やること - 引用文の「おや、地主や大家の視点で物事」から「例えば3.の場合、マンションの一室で高齢者の孤独死というケースもあるな。」までを、「告知義務」を「説明義務」に言い換えて書き直してください。

引用文 -
++++++++++++++++++++
確かに物件の心理的欠点を事前に教える仕組みは、買い手や借り手には安心だ。
しかし逆に言えば、土地所有者や大家にとっちゃ、たまったもんじゃないね。
一度事故物件になったら、収益力が吹き飛ぶってことだろ?
おや、地主や大家の視点で物事を見るようになったのは不動産投資家としては大変な進歩だね。
お上もその辺のことを配慮したんだろうか、実際には告知義務はあっても、ルールはかなりあいまいになっておる。
事故物件の告知義務と実際の運用
告知義務はあっても、ルールはあいまい?
なんだか頭がこんがらがって来たぞ…
先の例で言えば1.や2.は明らかな事故物件だが、3.以降は必ずしも事故物件とは言えない。
例えば3.の場合、マンションの一室で高齢者の孤独死というケースもあるな。
++++++++++++++++++++
渡された行 -

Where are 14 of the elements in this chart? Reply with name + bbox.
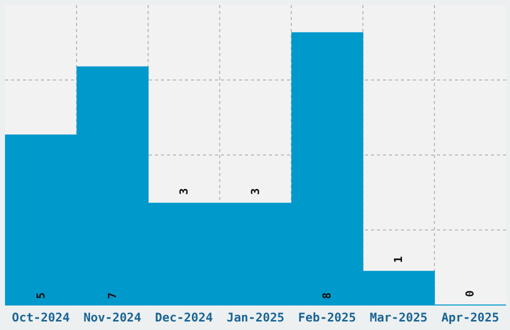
data-label: 0 [464, 290, 477, 297]
data-label: 3 [249, 188, 262, 195]
x-tick-label: Mar-2025 [370, 310, 428, 325]
data-label: 8 [320, 292, 334, 299]
x-tick-label: Jan-2025 [226, 310, 284, 325]
x-tick-label: Apr-2025 [441, 310, 500, 325]
x-tick-label: Nov-2024 [83, 310, 142, 325]
data-label: 1 [392, 256, 406, 263]
data-label: 7 [106, 292, 119, 299]
data-label: 5 [34, 292, 48, 299]
x-tick-label: Dec-2024 [155, 310, 213, 325]
x-tick-label: Oct-2024 [12, 310, 70, 325]
data-label: 3 [177, 188, 190, 195]
x-tick-label: Feb-2025 [298, 310, 356, 325]
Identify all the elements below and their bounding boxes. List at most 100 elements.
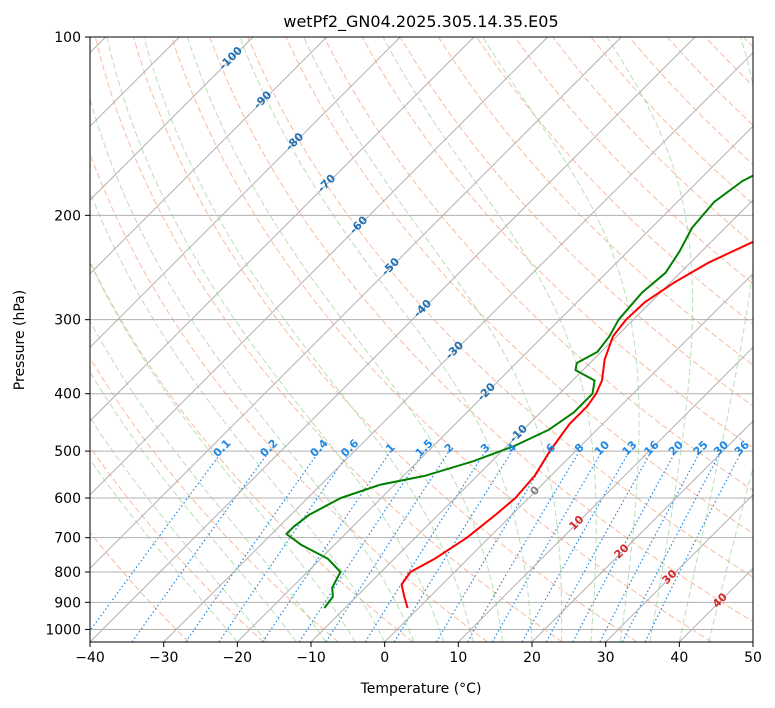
mixing-ratio-line (185, 450, 320, 642)
moist-adiabat (106, 37, 445, 642)
dry-adiabat (704, 37, 753, 87)
profiles (285, 174, 753, 609)
mixing-ratio-label: 3 (478, 441, 493, 456)
isopleth-labels: 0.1 0.2 0.4 0.6 1 1.5 2 3 4 6 8 10 13 16 20 25 30 36-100-… (211, 44, 753, 611)
dry-adiabat-label: 20 (612, 541, 632, 561)
y-tick-label: 200 (54, 208, 81, 224)
dry-adiabat (743, 37, 753, 48)
y-tick-label: 700 (54, 531, 81, 547)
y-tick-label: 500 (54, 444, 81, 460)
mixing-ratio-label: 10 (592, 438, 612, 458)
moist-adiabat-label: -80 (283, 130, 306, 153)
isotherm (90, 37, 328, 275)
y-axis-title: Pressure (hPa) (12, 290, 28, 390)
mixing-ratio-label: 13 (620, 438, 640, 458)
dry-adiabat (437, 37, 753, 366)
y-tick-label: 900 (54, 595, 81, 611)
moist-adiabat (382, 37, 597, 642)
mixing-ratio-label: 1.5 (413, 437, 436, 460)
isotherm (605, 493, 753, 642)
moist-adiabat (90, 458, 238, 642)
dry-adiabat (285, 37, 753, 535)
chart-title: wetPf2_GN04.2025.305.14.35.E05 (283, 12, 558, 32)
x-tick-label: 50 (744, 650, 762, 666)
x-tick-label: −20 (223, 650, 253, 666)
isotherm (163, 51, 753, 642)
mixing-ratio-label: 0.2 (257, 437, 280, 460)
x-tick-label: 30 (597, 650, 615, 666)
x-tick-label: 40 (670, 650, 688, 666)
dry-adiabat (132, 37, 638, 642)
mixing-ratio-label: 25 (691, 438, 711, 458)
mixing-ratio-line (393, 450, 513, 642)
moist-adiabat (90, 190, 386, 642)
isotherm (457, 346, 753, 642)
dry-adiabat-label: 10 (567, 513, 587, 533)
mixing-ratio-line (545, 450, 653, 642)
x-axis: −40 −30 −20 −10 0 10 20 30 40 50 (75, 642, 762, 666)
moist-adiabat (606, 37, 694, 642)
dry-adiabat (361, 37, 753, 449)
mixing-ratio-label: 0.4 (308, 436, 331, 459)
dry-adiabat (666, 37, 753, 126)
y-tick-label: 600 (54, 491, 81, 507)
x-tick-label: 0 (380, 650, 389, 666)
x-tick-label: 20 (523, 650, 541, 666)
moist-adiabat-label: -60 (347, 213, 370, 236)
dry-adiabat (90, 356, 339, 642)
x-axis-title: Temperature (°C) (360, 681, 482, 697)
y-tick-label: 400 (54, 387, 81, 403)
y-tick-label: 100 (54, 30, 81, 46)
mixing-ratio-line (131, 450, 270, 642)
isotherm (90, 37, 696, 642)
moist-adiabat-label: -20 (475, 380, 498, 403)
mixing-ratio-label: 1 (383, 441, 398, 456)
dry-adiabat (514, 37, 753, 285)
mixing-ratio-label: 2 (442, 441, 457, 456)
moist-adiabat-label: -70 (315, 172, 338, 195)
dry-adiabat (90, 446, 264, 642)
isotherm (90, 37, 549, 496)
isotherm (90, 37, 254, 201)
isotherm (531, 420, 753, 642)
dry-adiabat (399, 37, 753, 407)
mixing-ratio-line (644, 450, 743, 642)
mixing-ratio-label: 0.1 (211, 437, 234, 460)
dry-adiabat (90, 152, 488, 642)
moist-adiabat (482, 37, 640, 642)
profile-line-0 (400, 240, 753, 609)
moist-adiabat-label: -100 (216, 44, 245, 73)
mixing-ratio-line (298, 450, 425, 642)
moist-adiabat (187, 37, 503, 642)
moist-adiabat (90, 261, 356, 642)
isotherm (90, 37, 475, 422)
dry-adiabat (247, 37, 753, 578)
isotherm (752, 641, 753, 642)
x-tick-label: −30 (149, 650, 179, 666)
mixing-ratio-label: 36 (732, 438, 752, 458)
mixing-ratio-label: 0.6 (338, 436, 361, 459)
isotherm (310, 199, 753, 642)
mixing-ratio-line (90, 450, 223, 632)
grid (90, 36, 753, 630)
mixing-ratio-label: 30 (711, 438, 731, 458)
moist-adiabat-label: -50 (379, 255, 402, 278)
x-tick-label: 10 (449, 650, 467, 666)
y-tick-label: 800 (54, 565, 81, 581)
mixing-ratio-line (466, 450, 580, 642)
dry-adiabat-label: 0 (528, 483, 543, 498)
dry-adiabat (209, 37, 753, 623)
profile-line-1 (285, 174, 753, 609)
moist-adiabat (90, 416, 268, 642)
y-axis: 100 200 300 400 500 600 700 800 900 1000 (45, 30, 90, 638)
dry-adiabat (90, 531, 190, 642)
dry-adiabat (90, 260, 414, 642)
mixing-ratio-label: 8 (572, 441, 587, 456)
isotherm (236, 125, 753, 642)
isotherm (384, 272, 753, 642)
x-tick-label: −10 (296, 650, 326, 666)
dry-adiabat-label: 40 (710, 590, 730, 610)
moist-adiabat (678, 37, 753, 642)
plot-frame (89, 36, 754, 643)
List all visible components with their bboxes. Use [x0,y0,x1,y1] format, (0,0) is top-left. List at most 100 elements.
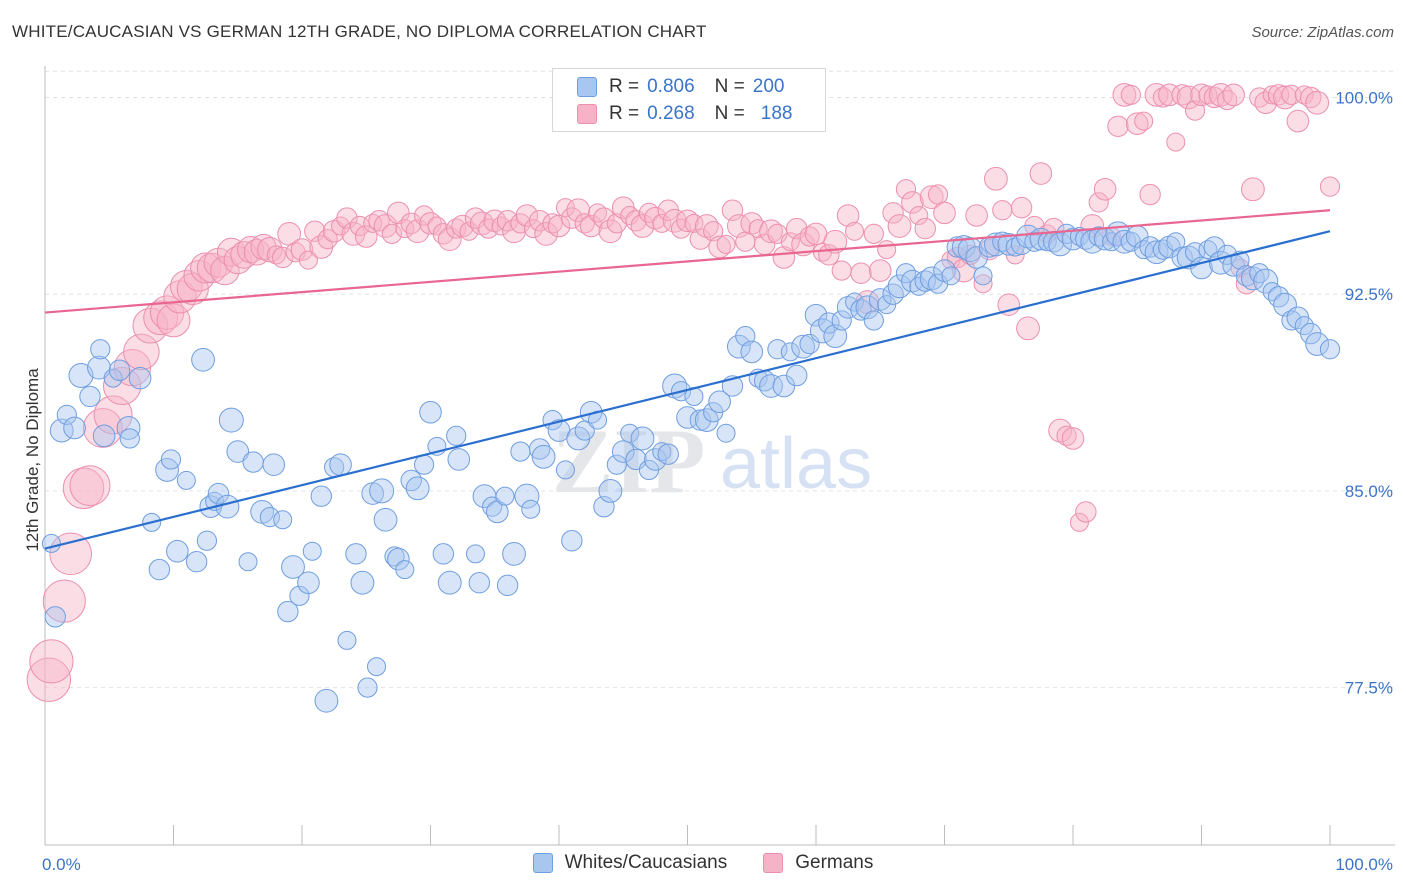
++++++++++++++++++++
やった結果 -
おや、地主や大家の視点で物事を見るようになったのは不動産投資家としては大変な進歩だね。
お上もその辺のことを配慮したんだろうか、実際には説明義務はあっても、ルールはかなりあいまいになっておる。
事故物件の説明義務と実際の運用
説明義務はあっても、ルールはあいまい?
なんだか頭がこんがらがって来たぞ…
先の例で言えば1.や2.は明らかな事故物件だが、3.以降は必ずしも事故物件とは言えない。
例えば3.の場合、マンションの一室で高齢者の孤独死というケースもあるな。